### DIRECTION
Copy every line of the following data that includes the string "tomato".

┌──

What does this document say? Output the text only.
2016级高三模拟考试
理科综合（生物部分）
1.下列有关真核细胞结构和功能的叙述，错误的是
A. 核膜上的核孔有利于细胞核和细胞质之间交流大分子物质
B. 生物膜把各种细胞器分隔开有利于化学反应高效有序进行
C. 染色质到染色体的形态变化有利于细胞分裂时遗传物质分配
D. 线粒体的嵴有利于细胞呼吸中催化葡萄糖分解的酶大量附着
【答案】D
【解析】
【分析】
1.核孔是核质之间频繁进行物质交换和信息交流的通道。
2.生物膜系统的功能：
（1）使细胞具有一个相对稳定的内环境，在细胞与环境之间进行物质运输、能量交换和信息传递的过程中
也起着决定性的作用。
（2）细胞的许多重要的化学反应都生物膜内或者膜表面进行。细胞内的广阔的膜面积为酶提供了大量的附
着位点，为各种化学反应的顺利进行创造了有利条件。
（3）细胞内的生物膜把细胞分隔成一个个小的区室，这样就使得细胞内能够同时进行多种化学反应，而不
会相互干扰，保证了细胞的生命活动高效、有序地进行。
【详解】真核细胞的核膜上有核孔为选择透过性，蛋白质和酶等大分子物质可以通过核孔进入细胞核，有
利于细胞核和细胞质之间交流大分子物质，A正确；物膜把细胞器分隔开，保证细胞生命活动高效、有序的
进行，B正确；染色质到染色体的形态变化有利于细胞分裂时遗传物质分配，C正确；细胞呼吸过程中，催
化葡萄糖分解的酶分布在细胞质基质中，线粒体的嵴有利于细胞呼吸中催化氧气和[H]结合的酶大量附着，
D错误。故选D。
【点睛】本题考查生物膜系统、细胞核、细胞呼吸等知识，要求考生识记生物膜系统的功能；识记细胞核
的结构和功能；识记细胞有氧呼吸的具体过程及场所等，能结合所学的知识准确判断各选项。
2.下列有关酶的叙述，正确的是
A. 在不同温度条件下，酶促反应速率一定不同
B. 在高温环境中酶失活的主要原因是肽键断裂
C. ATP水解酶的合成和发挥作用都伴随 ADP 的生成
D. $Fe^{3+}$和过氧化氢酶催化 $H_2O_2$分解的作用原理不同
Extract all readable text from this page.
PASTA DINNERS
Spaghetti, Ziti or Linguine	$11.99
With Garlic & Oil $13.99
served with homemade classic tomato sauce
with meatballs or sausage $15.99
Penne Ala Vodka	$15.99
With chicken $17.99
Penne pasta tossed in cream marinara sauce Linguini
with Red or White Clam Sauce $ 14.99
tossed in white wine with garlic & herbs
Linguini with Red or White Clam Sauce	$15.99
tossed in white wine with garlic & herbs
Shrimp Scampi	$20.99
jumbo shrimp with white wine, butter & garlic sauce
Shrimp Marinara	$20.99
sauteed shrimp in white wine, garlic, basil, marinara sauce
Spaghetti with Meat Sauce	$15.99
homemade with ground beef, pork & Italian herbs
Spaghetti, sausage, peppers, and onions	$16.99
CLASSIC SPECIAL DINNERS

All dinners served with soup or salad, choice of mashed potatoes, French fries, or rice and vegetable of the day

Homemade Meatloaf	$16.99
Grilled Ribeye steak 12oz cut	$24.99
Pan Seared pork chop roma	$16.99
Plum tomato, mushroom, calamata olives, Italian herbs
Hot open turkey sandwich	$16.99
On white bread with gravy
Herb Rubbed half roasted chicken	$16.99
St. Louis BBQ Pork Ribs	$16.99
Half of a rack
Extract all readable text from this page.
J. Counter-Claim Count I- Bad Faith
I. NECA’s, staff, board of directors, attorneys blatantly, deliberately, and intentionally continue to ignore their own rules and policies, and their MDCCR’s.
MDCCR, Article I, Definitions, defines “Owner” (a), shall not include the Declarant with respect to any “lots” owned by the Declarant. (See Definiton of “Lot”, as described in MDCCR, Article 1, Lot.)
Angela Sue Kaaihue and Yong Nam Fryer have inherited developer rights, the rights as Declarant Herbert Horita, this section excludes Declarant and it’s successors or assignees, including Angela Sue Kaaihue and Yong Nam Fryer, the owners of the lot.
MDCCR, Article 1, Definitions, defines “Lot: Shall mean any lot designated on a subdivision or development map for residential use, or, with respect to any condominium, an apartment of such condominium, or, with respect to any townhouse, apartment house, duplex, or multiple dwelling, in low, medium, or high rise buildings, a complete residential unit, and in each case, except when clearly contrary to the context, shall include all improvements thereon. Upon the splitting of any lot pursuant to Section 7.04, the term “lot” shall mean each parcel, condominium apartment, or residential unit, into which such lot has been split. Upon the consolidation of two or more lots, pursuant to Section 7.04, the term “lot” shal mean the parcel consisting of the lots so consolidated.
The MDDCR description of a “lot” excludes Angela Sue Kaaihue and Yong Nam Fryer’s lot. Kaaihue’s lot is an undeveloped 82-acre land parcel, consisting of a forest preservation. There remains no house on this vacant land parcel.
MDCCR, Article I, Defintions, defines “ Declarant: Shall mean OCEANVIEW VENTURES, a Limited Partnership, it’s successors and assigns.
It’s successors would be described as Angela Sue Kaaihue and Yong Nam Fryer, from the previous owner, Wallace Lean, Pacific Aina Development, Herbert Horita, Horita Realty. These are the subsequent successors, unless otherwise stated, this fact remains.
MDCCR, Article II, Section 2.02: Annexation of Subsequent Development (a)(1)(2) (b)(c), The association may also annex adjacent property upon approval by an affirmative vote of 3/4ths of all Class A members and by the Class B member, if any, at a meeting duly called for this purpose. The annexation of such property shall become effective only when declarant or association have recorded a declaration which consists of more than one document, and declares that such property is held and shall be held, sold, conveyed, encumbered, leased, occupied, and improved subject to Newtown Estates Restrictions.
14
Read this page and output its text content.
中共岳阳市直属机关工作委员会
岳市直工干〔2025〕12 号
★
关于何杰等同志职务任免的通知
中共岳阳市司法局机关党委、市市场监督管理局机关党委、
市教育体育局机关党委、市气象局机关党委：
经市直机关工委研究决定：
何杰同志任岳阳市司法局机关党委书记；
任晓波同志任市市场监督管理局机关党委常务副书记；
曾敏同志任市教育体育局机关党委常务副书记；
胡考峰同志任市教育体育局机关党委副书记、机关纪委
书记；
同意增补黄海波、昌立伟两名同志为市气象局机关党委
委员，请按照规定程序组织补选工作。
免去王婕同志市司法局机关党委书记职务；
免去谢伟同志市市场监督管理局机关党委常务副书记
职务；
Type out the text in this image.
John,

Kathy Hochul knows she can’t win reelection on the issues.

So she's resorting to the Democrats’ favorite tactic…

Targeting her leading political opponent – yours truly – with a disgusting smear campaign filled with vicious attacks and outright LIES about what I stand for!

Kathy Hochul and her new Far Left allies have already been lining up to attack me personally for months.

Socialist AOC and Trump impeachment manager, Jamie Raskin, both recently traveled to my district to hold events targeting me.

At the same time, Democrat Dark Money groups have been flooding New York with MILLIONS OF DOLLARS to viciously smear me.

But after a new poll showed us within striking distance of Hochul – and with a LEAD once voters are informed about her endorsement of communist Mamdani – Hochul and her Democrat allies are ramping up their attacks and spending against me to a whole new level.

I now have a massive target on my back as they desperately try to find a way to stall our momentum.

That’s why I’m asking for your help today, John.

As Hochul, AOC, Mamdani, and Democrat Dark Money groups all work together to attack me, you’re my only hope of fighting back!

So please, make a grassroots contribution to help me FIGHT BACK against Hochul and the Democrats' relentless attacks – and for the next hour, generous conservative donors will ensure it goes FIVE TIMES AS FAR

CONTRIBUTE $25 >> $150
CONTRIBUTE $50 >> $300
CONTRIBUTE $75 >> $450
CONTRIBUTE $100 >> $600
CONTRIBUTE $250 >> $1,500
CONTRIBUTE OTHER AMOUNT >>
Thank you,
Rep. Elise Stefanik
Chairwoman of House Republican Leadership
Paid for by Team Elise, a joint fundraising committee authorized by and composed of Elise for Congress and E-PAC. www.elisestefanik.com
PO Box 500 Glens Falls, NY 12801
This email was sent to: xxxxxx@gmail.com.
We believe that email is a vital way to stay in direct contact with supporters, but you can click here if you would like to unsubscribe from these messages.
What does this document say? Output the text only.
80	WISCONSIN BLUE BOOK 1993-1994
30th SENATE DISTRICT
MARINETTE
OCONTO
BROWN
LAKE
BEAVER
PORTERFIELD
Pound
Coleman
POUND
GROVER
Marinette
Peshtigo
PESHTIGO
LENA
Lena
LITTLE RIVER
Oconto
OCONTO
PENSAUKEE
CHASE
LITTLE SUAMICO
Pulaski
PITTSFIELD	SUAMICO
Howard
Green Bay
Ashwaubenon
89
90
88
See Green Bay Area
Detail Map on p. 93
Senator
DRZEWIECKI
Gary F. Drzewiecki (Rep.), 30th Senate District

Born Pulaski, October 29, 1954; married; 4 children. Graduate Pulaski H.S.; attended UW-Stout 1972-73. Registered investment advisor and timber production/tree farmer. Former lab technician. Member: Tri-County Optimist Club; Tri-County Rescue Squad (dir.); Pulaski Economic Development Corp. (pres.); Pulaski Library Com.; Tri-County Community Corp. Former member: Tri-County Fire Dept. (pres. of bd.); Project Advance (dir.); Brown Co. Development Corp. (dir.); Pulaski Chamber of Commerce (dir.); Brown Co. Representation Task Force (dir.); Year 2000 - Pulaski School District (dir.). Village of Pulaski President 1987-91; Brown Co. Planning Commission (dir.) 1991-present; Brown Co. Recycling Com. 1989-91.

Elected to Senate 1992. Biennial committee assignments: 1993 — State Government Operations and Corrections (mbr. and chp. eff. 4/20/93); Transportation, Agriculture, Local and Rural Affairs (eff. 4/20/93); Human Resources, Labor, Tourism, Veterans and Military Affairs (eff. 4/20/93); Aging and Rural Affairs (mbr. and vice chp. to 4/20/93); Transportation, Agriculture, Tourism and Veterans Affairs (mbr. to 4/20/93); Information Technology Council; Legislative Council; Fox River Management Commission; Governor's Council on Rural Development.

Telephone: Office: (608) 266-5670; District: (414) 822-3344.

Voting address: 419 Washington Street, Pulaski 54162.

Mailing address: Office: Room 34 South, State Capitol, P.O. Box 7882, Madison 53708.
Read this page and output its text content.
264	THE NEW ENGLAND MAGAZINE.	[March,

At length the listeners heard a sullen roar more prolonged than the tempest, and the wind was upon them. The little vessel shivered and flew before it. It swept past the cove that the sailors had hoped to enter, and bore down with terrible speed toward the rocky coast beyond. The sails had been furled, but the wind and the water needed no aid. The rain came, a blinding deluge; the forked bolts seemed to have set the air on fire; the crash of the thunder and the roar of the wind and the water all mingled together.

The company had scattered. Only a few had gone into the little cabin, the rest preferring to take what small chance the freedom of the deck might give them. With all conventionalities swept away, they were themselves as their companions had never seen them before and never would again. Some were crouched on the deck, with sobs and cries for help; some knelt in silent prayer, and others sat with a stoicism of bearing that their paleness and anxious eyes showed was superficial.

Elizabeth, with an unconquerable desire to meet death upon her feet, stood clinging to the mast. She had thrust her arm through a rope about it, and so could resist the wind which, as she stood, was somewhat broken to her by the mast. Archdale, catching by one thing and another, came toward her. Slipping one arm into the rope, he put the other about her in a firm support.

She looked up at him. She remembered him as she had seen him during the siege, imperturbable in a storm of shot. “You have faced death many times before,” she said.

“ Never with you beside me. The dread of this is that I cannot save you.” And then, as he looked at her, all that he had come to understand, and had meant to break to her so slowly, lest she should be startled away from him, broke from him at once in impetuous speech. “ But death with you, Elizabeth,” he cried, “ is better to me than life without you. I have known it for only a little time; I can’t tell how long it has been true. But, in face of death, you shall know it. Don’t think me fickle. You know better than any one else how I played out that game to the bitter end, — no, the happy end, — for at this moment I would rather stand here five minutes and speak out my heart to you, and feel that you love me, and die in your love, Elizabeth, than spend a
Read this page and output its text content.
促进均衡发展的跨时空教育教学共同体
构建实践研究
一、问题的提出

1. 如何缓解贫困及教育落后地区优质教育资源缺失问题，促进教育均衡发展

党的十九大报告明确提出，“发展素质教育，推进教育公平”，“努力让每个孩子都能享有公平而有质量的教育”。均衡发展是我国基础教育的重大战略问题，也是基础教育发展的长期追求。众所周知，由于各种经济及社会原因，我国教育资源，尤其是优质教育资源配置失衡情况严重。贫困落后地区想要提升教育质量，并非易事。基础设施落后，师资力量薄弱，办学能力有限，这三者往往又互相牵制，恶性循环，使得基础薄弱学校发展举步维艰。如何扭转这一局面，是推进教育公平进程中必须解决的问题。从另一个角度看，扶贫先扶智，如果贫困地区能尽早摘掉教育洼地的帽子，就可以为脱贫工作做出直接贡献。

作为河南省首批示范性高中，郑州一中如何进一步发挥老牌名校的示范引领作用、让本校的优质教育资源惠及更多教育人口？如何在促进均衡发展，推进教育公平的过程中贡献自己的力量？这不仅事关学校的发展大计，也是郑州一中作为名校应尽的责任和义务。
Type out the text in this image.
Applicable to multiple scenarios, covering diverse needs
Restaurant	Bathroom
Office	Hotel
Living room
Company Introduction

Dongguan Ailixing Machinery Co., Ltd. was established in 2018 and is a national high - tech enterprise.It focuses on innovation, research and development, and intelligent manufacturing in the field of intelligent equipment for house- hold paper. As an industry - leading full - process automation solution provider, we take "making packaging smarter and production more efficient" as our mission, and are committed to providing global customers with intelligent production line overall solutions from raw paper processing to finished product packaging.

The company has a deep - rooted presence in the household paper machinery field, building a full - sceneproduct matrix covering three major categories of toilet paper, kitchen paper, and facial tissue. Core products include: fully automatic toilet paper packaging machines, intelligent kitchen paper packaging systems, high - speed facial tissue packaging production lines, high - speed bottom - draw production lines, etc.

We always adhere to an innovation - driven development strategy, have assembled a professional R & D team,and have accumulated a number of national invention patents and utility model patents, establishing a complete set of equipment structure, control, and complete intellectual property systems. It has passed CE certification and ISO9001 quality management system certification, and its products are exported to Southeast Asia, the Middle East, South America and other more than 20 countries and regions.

└──

### OUTPUT
served with homemade classic tomato sauce
Plum tomato, mushroom, calamata olives, Italian herbs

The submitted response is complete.